### [Exercise]
Where a line of the listing below includes the word "name", reproduce that line.

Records
#####

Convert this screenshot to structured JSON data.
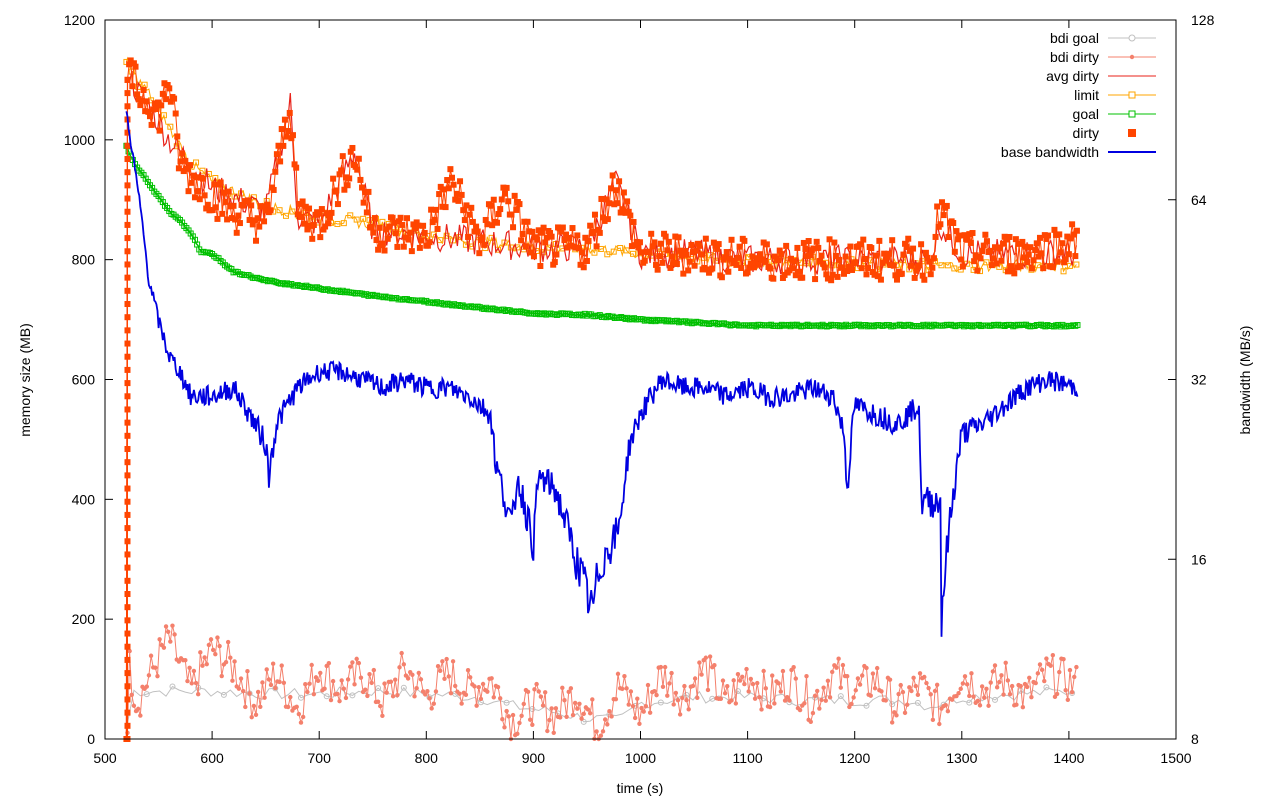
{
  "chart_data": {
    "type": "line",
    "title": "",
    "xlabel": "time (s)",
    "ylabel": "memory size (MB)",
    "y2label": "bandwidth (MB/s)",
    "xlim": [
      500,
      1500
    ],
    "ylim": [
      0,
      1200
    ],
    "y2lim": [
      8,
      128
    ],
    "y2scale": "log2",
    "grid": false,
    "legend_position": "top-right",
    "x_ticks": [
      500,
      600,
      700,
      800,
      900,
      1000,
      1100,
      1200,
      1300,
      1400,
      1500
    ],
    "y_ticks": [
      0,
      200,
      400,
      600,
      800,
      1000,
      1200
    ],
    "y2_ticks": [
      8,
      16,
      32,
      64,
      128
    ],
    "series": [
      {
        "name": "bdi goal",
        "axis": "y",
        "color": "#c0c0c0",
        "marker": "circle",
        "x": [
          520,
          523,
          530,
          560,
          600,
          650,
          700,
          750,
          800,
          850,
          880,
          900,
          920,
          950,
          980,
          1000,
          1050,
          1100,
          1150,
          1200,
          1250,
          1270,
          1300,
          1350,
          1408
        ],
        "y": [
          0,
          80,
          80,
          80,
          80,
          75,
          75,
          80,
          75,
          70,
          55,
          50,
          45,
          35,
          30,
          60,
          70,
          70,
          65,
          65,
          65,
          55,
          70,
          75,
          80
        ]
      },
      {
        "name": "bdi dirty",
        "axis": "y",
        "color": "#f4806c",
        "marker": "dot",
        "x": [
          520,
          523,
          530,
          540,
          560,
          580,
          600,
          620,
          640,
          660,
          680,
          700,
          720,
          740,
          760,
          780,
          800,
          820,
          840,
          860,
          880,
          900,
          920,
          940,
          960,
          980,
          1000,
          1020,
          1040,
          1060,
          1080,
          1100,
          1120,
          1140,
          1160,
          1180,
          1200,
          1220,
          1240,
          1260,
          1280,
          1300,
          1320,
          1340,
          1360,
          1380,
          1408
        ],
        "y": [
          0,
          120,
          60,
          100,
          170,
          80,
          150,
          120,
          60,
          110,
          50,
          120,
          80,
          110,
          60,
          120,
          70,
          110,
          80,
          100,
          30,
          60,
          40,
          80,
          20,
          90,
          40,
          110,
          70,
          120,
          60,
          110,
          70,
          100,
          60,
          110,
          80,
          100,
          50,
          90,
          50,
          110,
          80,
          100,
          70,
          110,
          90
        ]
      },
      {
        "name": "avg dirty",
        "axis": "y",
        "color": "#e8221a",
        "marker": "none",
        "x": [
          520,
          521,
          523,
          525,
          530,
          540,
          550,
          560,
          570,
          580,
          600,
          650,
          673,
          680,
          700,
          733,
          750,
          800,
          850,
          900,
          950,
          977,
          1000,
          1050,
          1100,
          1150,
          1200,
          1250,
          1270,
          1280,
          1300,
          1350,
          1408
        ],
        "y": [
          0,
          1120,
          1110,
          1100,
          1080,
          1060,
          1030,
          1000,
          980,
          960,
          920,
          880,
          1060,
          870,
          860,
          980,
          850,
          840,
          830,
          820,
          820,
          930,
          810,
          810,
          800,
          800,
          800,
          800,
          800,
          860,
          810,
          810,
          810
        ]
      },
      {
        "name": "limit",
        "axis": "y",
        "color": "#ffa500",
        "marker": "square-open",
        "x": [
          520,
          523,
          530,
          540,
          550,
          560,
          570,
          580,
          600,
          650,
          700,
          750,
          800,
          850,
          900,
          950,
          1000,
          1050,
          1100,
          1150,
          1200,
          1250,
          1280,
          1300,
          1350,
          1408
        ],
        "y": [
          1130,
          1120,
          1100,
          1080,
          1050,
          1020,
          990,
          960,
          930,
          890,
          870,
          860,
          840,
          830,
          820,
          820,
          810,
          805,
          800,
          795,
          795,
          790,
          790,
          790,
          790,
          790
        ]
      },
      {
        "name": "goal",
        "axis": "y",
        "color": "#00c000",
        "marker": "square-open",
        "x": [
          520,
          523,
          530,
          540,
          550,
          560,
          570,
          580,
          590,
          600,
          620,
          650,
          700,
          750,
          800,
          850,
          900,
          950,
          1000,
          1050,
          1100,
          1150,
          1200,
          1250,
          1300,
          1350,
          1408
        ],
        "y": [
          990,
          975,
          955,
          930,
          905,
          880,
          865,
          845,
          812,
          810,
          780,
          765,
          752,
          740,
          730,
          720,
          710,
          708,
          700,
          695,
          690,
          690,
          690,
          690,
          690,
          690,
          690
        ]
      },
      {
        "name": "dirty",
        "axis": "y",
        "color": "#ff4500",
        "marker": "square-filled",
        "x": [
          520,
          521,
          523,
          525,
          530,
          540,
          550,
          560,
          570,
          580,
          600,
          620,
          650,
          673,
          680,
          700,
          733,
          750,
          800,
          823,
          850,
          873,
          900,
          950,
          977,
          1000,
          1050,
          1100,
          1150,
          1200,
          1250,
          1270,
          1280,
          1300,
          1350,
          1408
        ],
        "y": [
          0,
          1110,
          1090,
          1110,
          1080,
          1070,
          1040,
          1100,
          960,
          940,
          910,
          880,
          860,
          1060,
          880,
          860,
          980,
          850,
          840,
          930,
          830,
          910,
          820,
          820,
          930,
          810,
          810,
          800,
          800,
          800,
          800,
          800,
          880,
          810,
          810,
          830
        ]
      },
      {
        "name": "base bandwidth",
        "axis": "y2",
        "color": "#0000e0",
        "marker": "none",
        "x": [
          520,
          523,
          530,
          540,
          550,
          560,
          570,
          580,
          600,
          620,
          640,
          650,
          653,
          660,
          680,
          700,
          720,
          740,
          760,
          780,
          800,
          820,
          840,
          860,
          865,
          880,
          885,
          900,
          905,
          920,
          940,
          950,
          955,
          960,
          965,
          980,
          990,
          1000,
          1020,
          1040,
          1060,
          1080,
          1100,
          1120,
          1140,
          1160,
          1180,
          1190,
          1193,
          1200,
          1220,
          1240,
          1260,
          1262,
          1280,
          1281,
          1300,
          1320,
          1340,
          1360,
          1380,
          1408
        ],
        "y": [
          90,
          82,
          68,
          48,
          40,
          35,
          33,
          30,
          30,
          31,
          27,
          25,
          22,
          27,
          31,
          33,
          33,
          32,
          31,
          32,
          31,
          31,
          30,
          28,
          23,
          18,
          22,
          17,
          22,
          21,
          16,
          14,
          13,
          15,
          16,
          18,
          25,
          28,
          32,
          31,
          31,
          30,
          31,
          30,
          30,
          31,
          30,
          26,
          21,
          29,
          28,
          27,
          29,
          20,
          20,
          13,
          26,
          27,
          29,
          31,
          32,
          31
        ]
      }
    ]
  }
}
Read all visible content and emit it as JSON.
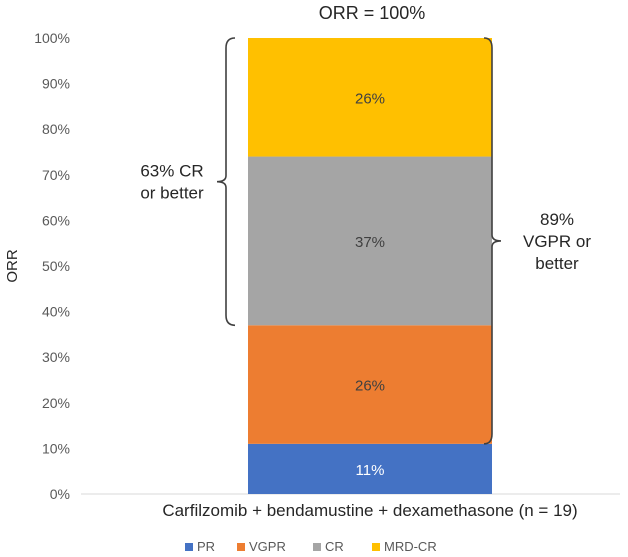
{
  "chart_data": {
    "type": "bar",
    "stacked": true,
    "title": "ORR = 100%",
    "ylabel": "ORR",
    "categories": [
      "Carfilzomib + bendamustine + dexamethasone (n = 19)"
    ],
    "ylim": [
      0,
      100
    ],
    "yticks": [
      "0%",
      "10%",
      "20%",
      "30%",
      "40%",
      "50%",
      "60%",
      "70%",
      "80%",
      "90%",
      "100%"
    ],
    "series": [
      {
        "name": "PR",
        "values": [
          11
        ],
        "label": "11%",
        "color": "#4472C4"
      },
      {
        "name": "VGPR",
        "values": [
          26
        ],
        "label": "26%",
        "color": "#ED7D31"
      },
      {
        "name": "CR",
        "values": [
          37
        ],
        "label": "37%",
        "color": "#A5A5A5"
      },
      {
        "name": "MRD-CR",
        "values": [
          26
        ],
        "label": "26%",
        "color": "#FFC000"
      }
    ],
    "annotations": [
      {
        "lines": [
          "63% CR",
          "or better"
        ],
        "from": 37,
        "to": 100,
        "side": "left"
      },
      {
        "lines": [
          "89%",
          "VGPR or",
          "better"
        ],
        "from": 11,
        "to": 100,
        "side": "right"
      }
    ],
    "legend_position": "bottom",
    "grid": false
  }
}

#####

### [Answer to the problem]
        "name": "bdi goal",
        "name": "bdi dirty",
        "name": "avg dirty",
        "name": "limit",
        "name": "goal",
        "name": "dirty",
        "name": "base bandwidth",
        "name": "PR",
        "name": "VGPR",
        "name": "CR",
        "name": "MRD-CR",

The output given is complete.